**Set problem:** How many of the lines below include "temperature"? Give the number and no other words.

**Records provided:**
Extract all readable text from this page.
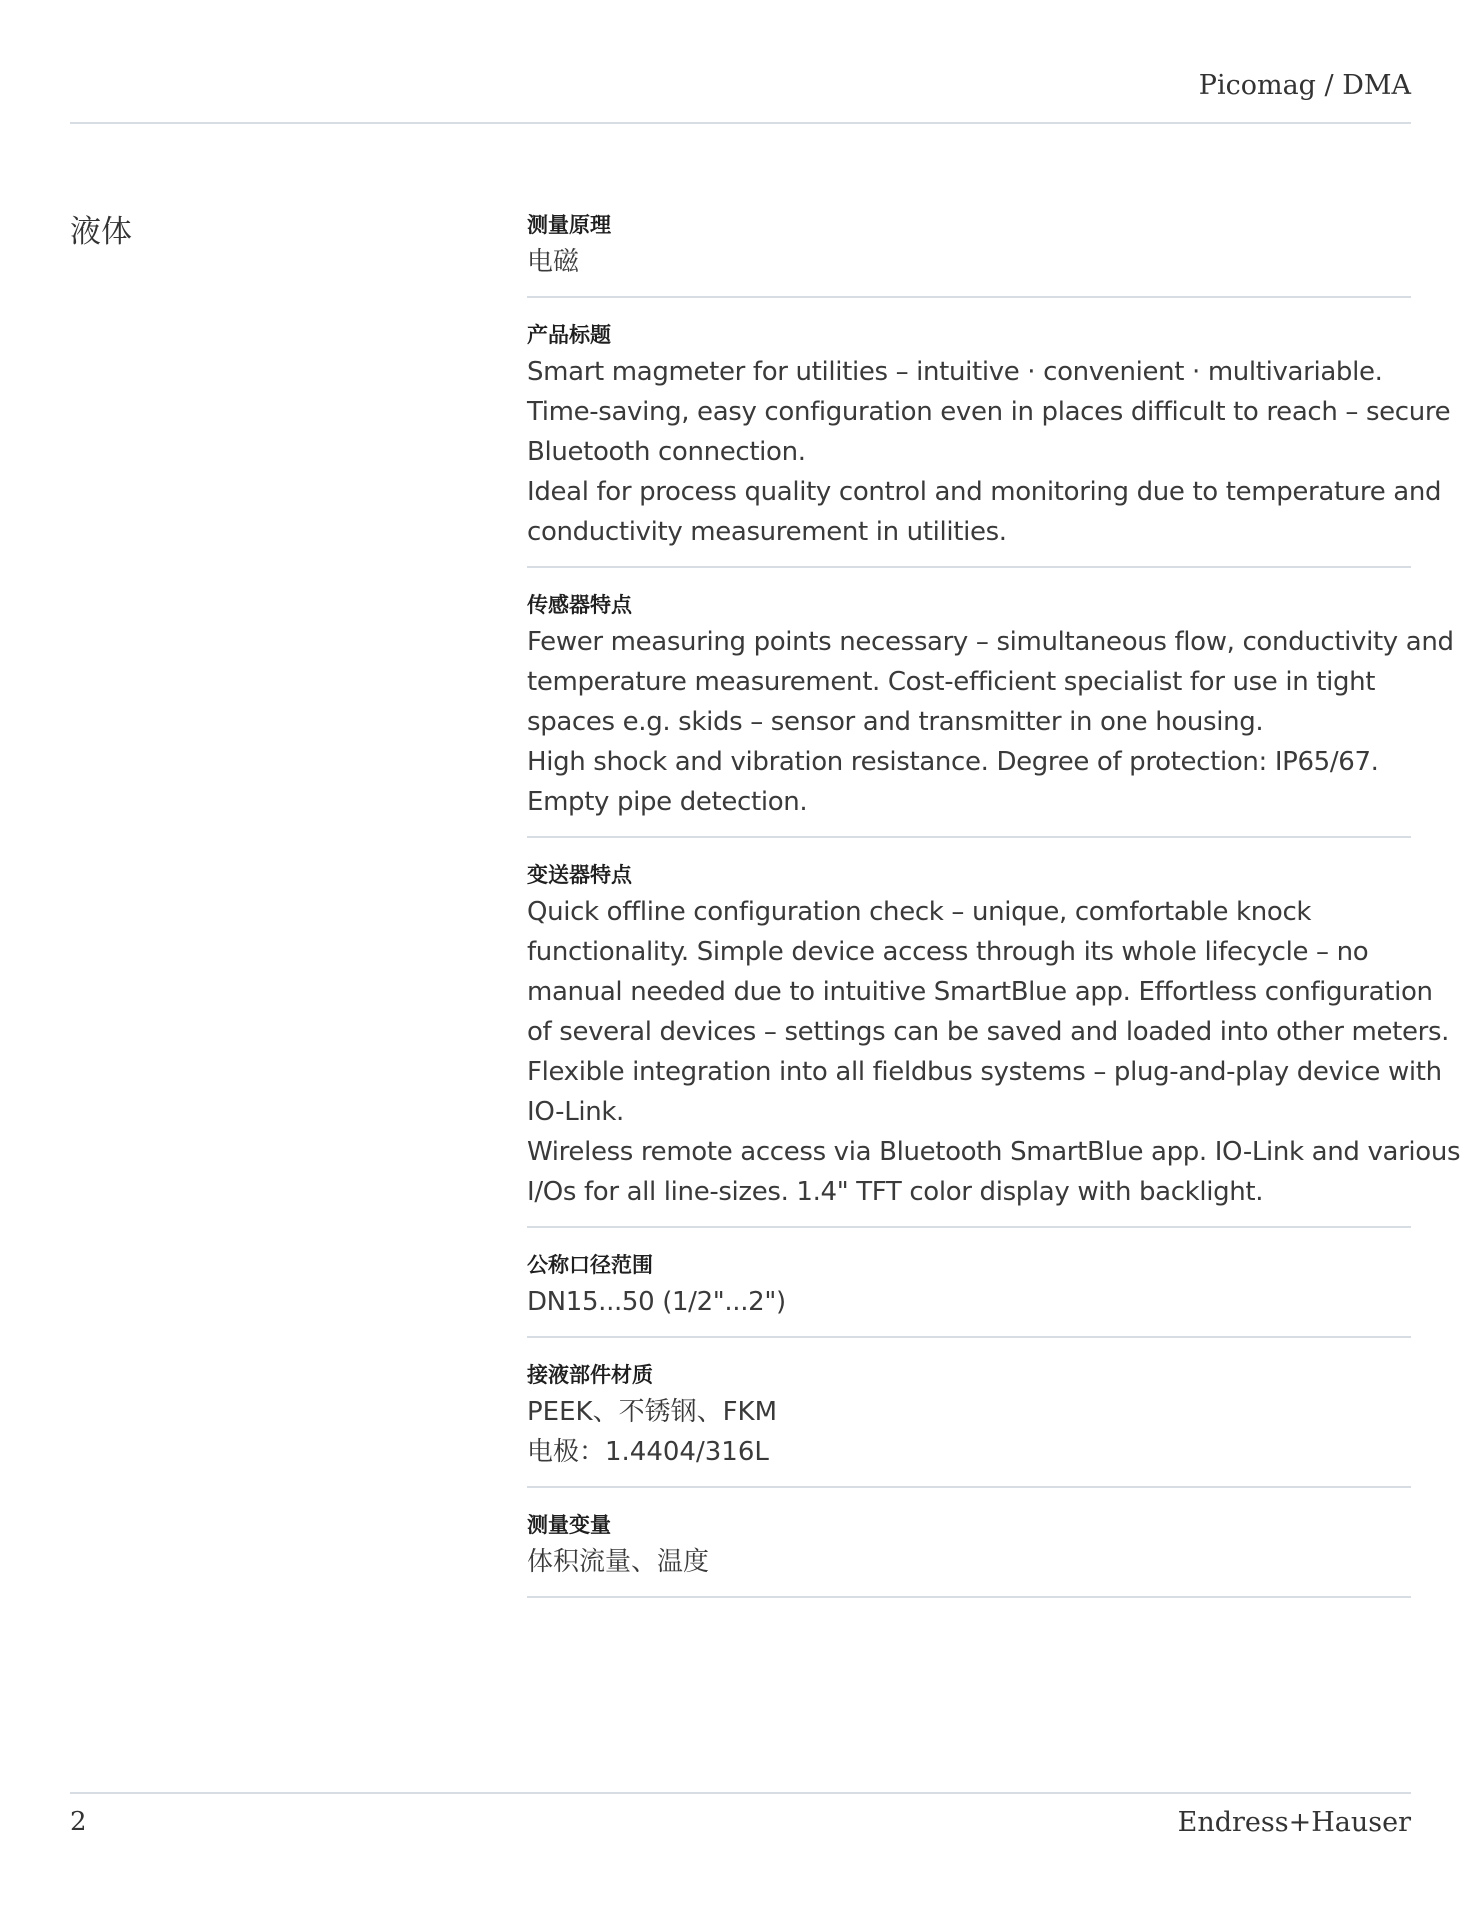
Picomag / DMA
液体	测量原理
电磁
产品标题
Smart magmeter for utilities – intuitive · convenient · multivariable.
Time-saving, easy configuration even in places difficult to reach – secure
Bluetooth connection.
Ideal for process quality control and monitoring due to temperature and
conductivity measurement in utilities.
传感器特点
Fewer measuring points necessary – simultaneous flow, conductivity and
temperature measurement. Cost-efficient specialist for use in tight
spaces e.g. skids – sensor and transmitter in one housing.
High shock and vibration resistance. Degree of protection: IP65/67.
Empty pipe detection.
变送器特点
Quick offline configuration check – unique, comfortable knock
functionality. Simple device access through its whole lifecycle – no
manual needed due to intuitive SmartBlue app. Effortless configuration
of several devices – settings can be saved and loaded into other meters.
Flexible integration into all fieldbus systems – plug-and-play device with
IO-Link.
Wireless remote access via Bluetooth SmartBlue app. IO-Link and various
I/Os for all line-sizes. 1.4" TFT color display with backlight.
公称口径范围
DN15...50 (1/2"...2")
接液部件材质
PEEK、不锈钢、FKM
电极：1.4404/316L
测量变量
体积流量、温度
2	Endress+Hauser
...
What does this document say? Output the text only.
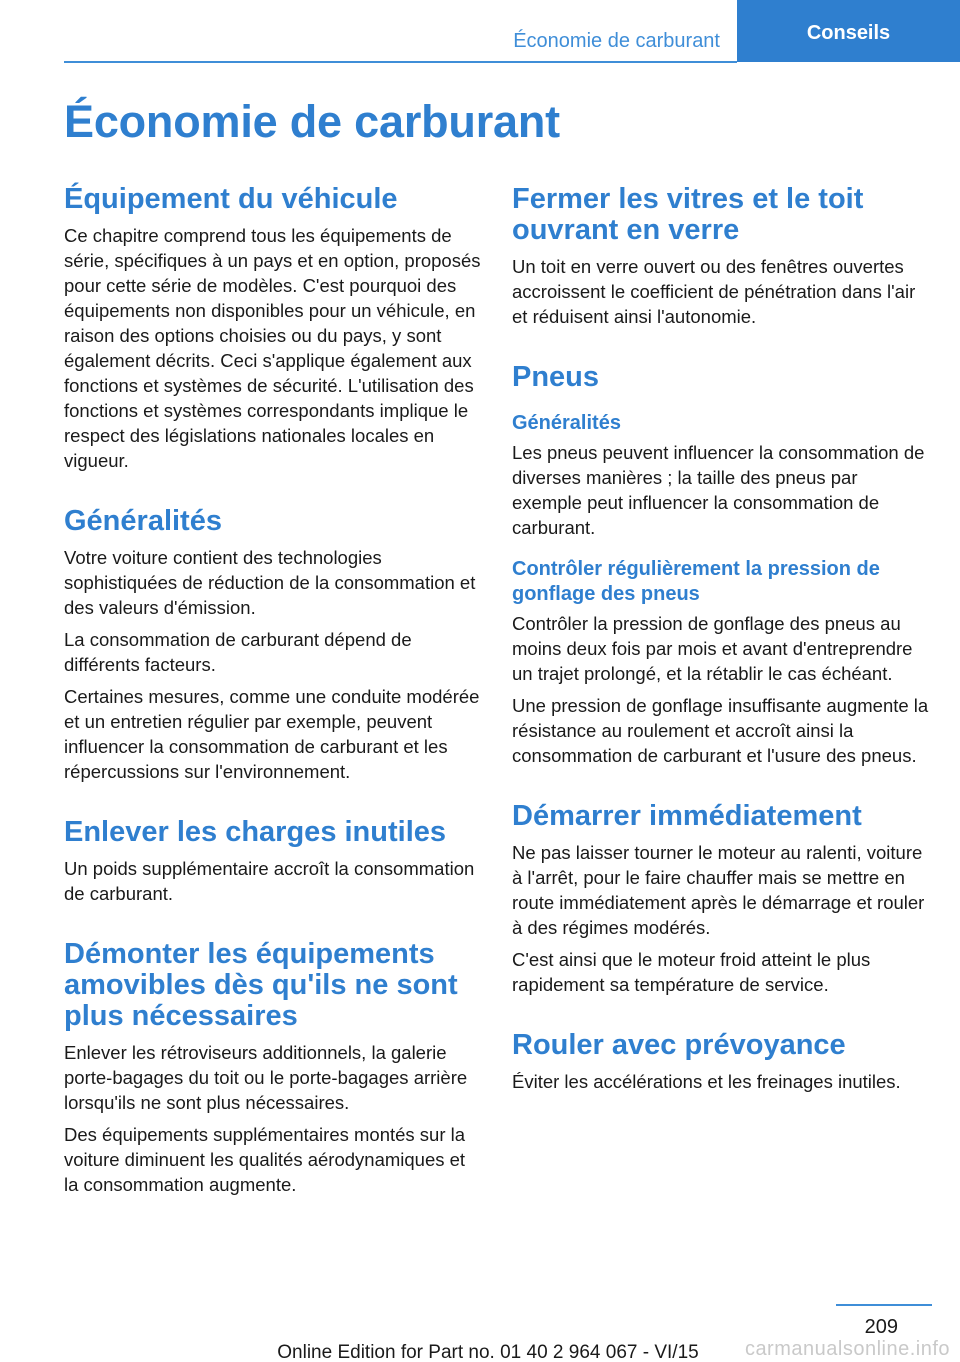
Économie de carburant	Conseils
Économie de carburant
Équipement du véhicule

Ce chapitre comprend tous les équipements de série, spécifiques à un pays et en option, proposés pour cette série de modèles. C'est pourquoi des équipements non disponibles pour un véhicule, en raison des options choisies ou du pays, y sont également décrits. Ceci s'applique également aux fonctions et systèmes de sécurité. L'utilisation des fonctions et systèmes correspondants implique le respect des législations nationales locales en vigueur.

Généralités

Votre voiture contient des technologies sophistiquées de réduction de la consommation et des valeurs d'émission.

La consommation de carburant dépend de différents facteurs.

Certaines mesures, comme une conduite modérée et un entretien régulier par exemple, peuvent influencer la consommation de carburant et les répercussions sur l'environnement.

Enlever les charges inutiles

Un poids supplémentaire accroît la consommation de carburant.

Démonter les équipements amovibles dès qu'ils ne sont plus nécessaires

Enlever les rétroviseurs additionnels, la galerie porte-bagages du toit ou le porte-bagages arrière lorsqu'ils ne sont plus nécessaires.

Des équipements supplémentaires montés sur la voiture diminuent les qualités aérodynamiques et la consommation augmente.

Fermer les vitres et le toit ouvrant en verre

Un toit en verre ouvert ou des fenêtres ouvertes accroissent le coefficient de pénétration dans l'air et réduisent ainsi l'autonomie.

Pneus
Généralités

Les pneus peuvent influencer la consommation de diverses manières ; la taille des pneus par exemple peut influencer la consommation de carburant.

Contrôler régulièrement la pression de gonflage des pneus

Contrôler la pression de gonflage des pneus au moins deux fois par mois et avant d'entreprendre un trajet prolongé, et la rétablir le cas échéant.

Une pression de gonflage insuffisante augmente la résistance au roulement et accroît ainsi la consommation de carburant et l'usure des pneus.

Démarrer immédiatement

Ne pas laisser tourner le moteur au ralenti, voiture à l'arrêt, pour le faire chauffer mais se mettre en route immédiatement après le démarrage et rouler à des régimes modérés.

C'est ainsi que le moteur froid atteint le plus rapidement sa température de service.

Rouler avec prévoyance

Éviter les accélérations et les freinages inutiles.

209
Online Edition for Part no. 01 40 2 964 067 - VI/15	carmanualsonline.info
...
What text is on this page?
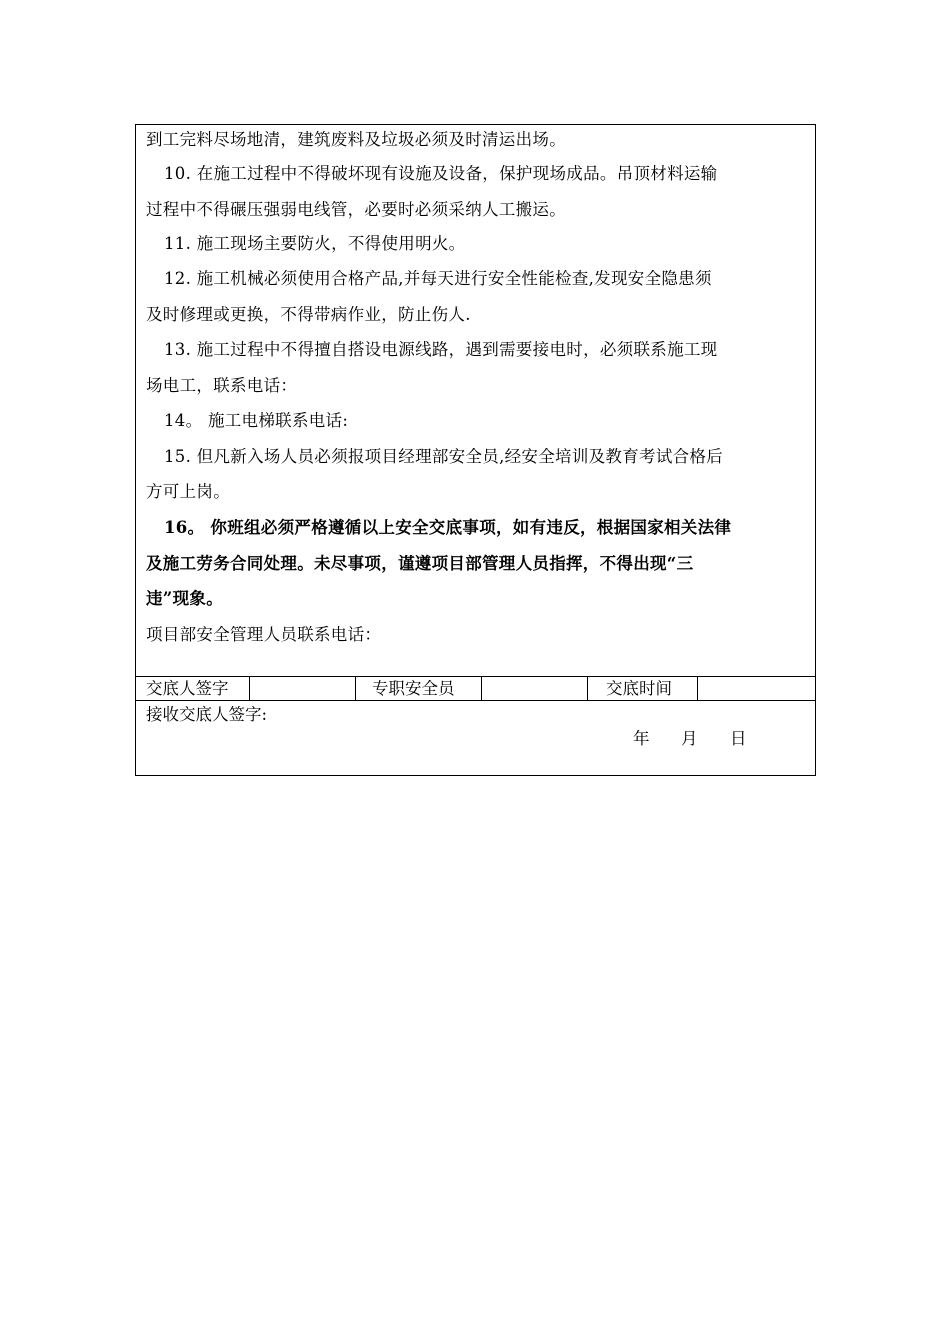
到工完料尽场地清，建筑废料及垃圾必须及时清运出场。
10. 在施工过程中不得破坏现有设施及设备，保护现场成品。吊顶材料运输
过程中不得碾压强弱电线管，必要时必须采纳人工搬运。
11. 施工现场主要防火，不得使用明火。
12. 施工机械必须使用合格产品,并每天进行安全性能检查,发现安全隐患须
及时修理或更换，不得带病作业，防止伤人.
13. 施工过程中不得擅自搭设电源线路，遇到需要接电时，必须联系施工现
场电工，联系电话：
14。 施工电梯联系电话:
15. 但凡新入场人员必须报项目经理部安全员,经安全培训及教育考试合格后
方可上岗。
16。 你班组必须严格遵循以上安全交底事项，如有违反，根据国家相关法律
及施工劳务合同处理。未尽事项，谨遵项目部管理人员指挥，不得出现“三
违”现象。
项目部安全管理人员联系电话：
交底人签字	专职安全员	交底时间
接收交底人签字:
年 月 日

**Response to the task:** 2